◆ Short task:
Write out all of the lines below, exactly and completely.

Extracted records
"""
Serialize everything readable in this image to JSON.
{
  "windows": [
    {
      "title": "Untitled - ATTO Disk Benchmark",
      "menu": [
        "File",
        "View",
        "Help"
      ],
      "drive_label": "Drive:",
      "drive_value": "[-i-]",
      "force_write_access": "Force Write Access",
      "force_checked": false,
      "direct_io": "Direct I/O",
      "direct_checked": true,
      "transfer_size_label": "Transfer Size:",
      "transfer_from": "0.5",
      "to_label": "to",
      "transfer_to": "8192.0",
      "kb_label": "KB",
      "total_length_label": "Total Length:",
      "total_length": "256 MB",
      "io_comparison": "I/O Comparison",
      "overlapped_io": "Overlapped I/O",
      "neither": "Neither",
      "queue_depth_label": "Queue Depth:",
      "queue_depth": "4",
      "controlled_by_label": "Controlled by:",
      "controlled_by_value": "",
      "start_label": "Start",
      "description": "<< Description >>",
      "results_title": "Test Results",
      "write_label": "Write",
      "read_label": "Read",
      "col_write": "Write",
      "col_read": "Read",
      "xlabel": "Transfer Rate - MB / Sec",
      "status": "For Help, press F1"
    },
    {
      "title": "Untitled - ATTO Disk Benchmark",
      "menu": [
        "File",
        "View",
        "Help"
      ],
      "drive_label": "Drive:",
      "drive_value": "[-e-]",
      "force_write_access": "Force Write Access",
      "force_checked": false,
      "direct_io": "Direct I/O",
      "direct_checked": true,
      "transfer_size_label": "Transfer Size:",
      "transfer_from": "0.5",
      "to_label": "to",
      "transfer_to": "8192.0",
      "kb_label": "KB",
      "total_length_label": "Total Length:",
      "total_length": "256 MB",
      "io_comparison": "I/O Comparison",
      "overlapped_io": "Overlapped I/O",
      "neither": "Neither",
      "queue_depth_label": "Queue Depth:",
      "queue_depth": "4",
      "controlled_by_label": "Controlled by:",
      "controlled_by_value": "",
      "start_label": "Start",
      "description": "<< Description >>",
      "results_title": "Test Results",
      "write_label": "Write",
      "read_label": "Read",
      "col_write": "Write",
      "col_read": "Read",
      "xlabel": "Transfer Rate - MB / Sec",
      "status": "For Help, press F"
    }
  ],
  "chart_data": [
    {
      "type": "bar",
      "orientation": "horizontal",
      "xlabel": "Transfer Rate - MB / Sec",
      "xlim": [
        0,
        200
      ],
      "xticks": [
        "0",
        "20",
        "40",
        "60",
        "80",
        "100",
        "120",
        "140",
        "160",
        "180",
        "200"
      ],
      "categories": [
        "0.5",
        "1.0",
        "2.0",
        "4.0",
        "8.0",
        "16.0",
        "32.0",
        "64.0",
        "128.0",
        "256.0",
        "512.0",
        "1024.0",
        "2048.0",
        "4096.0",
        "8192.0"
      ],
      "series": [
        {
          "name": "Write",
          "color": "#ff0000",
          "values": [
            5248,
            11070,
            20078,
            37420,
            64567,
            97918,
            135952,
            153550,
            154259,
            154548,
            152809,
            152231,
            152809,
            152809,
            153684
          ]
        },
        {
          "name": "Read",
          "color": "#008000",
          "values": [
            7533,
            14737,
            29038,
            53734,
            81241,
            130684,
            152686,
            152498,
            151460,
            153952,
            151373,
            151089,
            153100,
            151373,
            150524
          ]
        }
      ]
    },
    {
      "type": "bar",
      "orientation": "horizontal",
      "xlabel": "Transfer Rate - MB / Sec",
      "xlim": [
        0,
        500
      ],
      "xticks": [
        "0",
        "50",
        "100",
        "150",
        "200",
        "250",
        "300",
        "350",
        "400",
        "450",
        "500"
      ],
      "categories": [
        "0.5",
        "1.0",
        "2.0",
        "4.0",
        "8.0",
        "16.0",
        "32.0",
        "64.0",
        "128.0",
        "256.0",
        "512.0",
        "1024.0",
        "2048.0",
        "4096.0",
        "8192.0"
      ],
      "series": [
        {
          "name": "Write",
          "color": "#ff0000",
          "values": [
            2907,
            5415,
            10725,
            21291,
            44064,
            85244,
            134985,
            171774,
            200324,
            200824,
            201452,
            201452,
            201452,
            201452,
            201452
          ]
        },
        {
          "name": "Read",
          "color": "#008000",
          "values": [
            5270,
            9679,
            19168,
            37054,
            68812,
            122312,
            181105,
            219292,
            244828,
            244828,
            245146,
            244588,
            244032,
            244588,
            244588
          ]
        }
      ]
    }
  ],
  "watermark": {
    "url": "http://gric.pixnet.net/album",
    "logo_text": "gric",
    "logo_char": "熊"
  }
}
"""
◆ Output for this task:
Serialize everything readable in this image to JSON.
{
  "windows": [
    {
      "title": "Untitled - ATTO Disk Benchmark",
      "menu": [
        "File",
        "View",
        "Help"
      ],
      "drive_label": "Drive:",
      "drive_value": "[-i-]",
      "force_write_access": "Force Write Access",
      "force_checked": false,
      "direct_io": "Direct I/O",
      "direct_checked": true,
      "transfer_size_label": "Transfer Size:",
      "transfer_from": "0.5",
      "to_label": "to",
      "transfer_to": "8192.0",
      "kb_label": "KB",
      "total_length_label": "Total Length:",
      "total_length": "256 MB",
      "io_comparison": "I/O Comparison",
      "overlapped_io": "Overlapped I/O",
      "neither": "Neither",
      "queue_depth_label": "Queue Depth:",
      "queue_depth": "4",
      "controlled_by_label": "Controlled by:",
      "controlled_by_value": "",
      "start_label": "Start",
      "description": "<< Description >>",
      "results_title": "Test Results",
      "write_label": "Write",
      "read_label": "Read",
      "col_write": "Write",
      "col_read": "Read",
      "xlabel": "Transfer Rate - MB / Sec",
      "status": "For Help, press F1"
    },
    {
      "title": "Untitled - ATTO Disk Benchmark",
      "menu": [
        "File",
        "View",
        "Help"
      ],
      "drive_label": "Drive:",
      "drive_value": "[-e-]",
      "force_write_access": "Force Write Access",
      "force_checked": false,
      "direct_io": "Direct I/O",
      "direct_checked": true,
      "transfer_size_label": "Transfer Size:",
      "transfer_from": "0.5",
      "to_label": "to",
      "transfer_to": "8192.0",
      "kb_label": "KB",
      "total_length_label": "Total Length:",
      "total_length": "256 MB",
      "io_comparison": "I/O Comparison",
      "overlapped_io": "Overlapped I/O",
      "neither": "Neither",
      "queue_depth_label": "Queue Depth:",
      "queue_depth": "4",
      "controlled_by_label": "Controlled by:",
      "controlled_by_value": "",
      "start_label": "Start",
      "description": "<< Description >>",
      "results_title": "Test Results",
      "write_label": "Write",
      "read_label": "Read",
      "col_write": "Write",
      "col_read": "Read",
      "xlabel": "Transfer Rate - MB / Sec",
      "status": "For Help, press F"
    }
  ],
  "chart_data": [
    {
      "type": "bar",
      "orientation": "horizontal",
      "xlabel": "Transfer Rate - MB / Sec",
      "xlim": [
        0,
        200
      ],
      "xticks": [
        "0",
        "20",
        "40",
        "60",
        "80",
        "100",
        "120",
        "140",
        "160",
        "180",
        "200"
      ],
      "categories": [
        "0.5",
        "1.0",
        "2.0",
        "4.0",
        "8.0",
        "16.0",
        "32.0",
        "64.0",
        "128.0",
        "256.0",
        "512.0",
        "1024.0",
        "2048.0",
        "4096.0",
        "8192.0"
      ],
      "series": [
        {
          "name": "Write",
          "color": "#ff0000",
          "values": [
            5248,
            11070,
            20078,
            37420,
            64567,
            97918,
            135952,
            153550,
            154259,
            154548,
            152809,
            152231,
            152809,
            152809,
            153684
          ]
        },
        {
          "name": "Read",
          "color": "#008000",
          "values": [
            7533,
            14737,
            29038,
            53734,
            81241,
            130684,
            152686,
            152498,
            151460,
            153952,
            151373,
            151089,
            153100,
            151373,
            150524
          ]
        }
      ]
    },
    {
      "type": "bar",
      "orientation": "horizontal",
      "xlabel": "Transfer Rate - MB / Sec",
      "xlim": [
        0,
        500
      ],
      "xticks": [
        "0",
        "50",
        "100",
        "150",
        "200",
        "250",
        "300",
        "350",
        "400",
        "450",
        "500"
      ],
      "categories": [
        "0.5",
        "1.0",
        "2.0",
        "4.0",
        "8.0",
        "16.0",
        "32.0",
        "64.0",
        "128.0",
        "256.0",
        "512.0",
        "1024.0",
        "2048.0",
        "4096.0",
        "8192.0"
      ],
      "series": [
        {
          "name": "Write",
          "color": "#ff0000",
          "values": [
            2907,
            5415,
            10725,
            21291,
            44064,
            85244,
            134985,
            171774,
            200324,
            200824,
            201452,
            201452,
            201452,
            201452,
            201452
          ]
        },
        {
          "name": "Read",
          "color": "#008000",
          "values": [
            5270,
            9679,
            19168,
            37054,
            68812,
            122312,
            181105,
            219292,
            244828,
            244828,
            245146,
            244588,
            244032,
            244588,
            244588
          ]
        }
      ]
    }
  ],
  "watermark": {
    "url": "http://gric.pixnet.net/album",
    "logo_text": "gric",
    "logo_char": "熊"
  }
}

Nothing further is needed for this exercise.